::: Data for this exercise

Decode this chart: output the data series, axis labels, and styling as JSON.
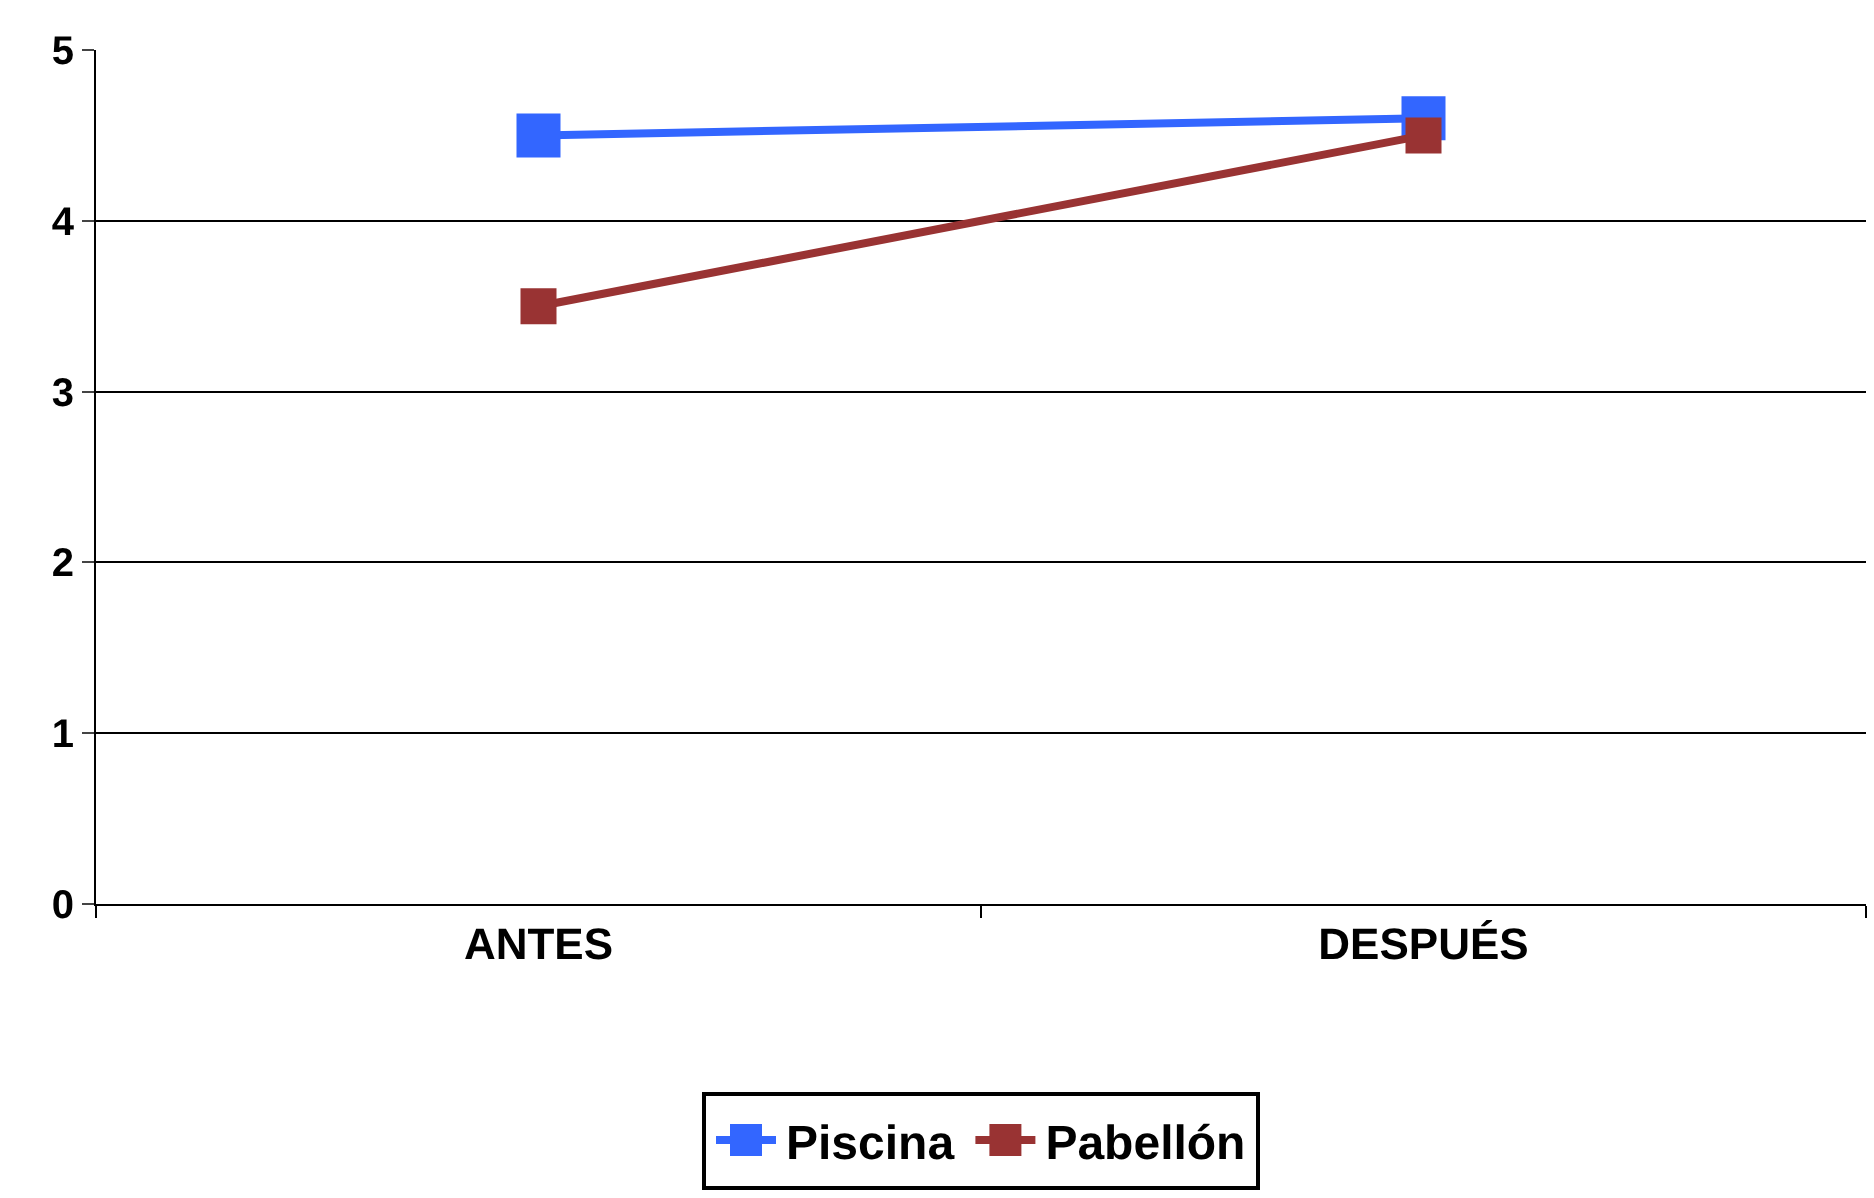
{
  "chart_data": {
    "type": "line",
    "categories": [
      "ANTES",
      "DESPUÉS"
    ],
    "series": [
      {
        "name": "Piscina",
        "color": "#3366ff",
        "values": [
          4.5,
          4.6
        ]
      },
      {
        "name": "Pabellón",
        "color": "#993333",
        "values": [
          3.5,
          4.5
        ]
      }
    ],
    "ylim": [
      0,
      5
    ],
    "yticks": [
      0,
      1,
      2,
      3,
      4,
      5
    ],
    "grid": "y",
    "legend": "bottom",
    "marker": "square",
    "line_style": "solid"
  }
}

::::::

Request: In the data above, count the lines where the word "series" appears; reply with the number only.

Solution to this problem: 2